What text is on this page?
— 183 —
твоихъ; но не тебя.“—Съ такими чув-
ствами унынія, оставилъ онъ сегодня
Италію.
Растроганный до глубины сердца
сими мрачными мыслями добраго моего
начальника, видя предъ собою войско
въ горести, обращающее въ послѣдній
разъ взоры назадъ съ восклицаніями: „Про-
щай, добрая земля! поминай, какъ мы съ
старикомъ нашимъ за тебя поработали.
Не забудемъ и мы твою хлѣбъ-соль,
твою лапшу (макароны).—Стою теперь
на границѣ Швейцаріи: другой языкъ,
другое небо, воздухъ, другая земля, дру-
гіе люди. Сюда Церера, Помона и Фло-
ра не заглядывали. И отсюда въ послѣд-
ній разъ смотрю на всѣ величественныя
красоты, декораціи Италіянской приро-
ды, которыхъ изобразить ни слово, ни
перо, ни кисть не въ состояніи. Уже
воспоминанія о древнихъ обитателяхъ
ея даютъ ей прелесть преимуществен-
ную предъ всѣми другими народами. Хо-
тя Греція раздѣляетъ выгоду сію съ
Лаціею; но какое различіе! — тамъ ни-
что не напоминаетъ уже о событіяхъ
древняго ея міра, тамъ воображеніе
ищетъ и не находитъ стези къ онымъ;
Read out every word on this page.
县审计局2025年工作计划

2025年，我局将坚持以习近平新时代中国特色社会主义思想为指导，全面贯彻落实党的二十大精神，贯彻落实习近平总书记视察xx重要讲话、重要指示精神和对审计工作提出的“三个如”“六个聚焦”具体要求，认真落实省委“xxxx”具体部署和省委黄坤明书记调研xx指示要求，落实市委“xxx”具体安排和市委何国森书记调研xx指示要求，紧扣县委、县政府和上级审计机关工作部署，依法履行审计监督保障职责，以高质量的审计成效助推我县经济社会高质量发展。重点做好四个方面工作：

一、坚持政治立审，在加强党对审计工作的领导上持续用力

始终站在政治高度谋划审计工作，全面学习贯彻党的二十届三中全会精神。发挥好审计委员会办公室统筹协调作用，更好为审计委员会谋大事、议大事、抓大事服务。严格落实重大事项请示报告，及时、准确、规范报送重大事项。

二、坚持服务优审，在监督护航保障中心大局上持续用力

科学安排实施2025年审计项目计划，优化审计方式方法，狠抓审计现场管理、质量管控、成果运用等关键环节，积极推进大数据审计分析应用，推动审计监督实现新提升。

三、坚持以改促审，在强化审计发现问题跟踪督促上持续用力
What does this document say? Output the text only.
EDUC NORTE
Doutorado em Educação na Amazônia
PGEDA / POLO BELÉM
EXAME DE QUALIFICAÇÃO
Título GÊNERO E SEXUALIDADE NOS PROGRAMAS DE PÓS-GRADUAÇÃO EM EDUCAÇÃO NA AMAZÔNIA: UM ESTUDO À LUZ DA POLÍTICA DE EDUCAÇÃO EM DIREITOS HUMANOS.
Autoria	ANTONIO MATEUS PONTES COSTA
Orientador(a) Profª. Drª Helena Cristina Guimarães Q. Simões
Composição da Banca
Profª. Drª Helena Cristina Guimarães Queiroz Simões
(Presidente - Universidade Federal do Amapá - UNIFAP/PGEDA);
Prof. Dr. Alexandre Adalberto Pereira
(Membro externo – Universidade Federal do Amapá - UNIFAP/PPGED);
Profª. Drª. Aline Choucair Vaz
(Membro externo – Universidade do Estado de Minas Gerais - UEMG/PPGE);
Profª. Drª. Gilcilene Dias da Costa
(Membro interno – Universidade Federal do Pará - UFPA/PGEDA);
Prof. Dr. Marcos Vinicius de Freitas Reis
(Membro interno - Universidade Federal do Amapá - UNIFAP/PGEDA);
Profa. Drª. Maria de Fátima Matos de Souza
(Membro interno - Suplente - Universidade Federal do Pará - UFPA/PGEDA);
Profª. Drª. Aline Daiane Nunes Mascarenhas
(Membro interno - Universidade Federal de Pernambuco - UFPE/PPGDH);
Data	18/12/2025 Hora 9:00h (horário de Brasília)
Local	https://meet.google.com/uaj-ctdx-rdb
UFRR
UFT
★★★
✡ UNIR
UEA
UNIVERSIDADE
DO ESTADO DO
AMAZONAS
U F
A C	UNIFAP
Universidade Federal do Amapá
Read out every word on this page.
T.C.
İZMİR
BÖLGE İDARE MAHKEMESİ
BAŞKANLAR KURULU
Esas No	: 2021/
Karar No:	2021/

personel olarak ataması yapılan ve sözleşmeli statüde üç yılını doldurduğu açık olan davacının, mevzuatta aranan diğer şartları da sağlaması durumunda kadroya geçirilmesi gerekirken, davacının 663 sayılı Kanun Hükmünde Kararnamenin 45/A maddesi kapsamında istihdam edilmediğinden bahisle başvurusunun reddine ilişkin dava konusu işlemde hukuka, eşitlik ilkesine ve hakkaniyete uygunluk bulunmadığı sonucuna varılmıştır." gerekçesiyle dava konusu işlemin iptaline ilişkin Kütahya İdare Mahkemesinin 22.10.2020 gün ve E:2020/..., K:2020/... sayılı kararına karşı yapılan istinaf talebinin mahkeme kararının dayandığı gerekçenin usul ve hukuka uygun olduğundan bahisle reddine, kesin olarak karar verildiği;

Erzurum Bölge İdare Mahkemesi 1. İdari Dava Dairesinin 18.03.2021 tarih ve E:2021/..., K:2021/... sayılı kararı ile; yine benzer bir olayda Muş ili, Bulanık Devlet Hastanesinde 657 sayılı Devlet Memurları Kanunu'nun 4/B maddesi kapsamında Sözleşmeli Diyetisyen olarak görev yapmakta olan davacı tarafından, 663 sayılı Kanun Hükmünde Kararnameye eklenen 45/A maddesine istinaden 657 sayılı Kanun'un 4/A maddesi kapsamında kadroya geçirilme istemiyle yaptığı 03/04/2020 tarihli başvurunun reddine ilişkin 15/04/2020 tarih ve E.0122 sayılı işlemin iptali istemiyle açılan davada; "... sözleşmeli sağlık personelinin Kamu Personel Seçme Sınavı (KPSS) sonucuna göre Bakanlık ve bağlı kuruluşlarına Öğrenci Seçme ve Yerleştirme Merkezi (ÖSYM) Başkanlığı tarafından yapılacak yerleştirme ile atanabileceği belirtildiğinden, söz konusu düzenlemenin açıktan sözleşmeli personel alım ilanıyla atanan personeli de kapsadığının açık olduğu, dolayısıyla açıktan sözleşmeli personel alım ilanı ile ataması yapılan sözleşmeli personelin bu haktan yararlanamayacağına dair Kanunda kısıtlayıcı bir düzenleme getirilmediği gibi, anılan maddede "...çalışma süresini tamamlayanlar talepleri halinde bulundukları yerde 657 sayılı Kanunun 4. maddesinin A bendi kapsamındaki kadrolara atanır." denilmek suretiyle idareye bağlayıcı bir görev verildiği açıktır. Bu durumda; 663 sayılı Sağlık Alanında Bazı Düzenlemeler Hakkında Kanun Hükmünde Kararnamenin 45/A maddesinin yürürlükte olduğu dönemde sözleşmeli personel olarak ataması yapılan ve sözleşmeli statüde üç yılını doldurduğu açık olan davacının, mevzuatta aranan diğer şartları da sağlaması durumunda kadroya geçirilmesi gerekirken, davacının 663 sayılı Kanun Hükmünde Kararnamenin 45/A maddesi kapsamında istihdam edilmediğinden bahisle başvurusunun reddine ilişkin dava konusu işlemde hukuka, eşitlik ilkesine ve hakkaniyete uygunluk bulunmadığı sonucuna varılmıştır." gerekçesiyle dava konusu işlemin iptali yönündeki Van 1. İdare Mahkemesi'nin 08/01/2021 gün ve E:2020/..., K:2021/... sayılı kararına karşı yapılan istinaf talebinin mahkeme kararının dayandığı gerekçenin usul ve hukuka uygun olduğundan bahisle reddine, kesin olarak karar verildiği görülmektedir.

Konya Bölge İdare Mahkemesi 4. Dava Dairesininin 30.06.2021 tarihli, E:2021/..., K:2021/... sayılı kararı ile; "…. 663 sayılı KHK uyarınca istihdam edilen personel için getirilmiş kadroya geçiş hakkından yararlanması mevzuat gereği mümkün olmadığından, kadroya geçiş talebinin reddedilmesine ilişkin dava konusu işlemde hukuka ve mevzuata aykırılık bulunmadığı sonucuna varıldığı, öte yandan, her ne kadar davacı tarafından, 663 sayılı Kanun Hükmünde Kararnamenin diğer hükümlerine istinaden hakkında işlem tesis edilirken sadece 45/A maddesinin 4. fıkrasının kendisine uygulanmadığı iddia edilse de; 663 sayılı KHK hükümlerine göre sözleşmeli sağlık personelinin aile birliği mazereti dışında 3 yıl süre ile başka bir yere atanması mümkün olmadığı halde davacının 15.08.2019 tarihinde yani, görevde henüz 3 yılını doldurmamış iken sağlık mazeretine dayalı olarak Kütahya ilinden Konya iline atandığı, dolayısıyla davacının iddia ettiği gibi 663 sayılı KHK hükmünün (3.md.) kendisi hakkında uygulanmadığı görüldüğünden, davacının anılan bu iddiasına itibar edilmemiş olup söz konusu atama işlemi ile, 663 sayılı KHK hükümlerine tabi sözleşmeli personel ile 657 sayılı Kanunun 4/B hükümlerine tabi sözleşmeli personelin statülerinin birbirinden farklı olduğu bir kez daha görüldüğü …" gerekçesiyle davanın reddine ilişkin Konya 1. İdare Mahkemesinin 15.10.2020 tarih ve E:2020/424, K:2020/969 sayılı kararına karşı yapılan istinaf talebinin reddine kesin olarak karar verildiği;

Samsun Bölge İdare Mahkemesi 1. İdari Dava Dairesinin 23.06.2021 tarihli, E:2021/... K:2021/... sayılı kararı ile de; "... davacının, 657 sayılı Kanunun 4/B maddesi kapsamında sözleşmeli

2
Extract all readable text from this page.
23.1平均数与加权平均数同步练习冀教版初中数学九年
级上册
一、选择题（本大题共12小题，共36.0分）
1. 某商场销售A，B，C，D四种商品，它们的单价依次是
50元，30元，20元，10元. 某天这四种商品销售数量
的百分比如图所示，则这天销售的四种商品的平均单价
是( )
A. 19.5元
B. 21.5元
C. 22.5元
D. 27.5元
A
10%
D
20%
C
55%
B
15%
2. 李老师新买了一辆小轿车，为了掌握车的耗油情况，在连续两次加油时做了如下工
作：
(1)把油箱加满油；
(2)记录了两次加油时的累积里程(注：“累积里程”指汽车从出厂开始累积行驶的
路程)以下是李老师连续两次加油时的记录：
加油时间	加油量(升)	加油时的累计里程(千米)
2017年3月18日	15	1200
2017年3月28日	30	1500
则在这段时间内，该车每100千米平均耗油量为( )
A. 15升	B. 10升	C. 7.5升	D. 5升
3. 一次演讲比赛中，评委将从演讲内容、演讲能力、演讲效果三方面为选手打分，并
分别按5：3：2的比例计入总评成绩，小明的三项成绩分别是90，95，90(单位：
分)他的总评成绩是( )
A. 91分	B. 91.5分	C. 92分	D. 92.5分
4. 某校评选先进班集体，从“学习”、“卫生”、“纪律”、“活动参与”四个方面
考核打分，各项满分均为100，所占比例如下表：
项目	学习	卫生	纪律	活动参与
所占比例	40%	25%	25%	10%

**OBJECTIVE:**
Above are the records; copy every line in them that holds the word "interno".

**THE RESPONSE:**
(Membro interno – Universidade Federal do Pará - UFPA/PGEDA);
(Membro interno - Universidade Federal do Amapá - UNIFAP/PGEDA);
(Membro interno - Suplente - Universidade Federal do Pará - UFPA/PGEDA);
(Membro interno - Universidade Federal de Pernambuco - UFPE/PPGDH);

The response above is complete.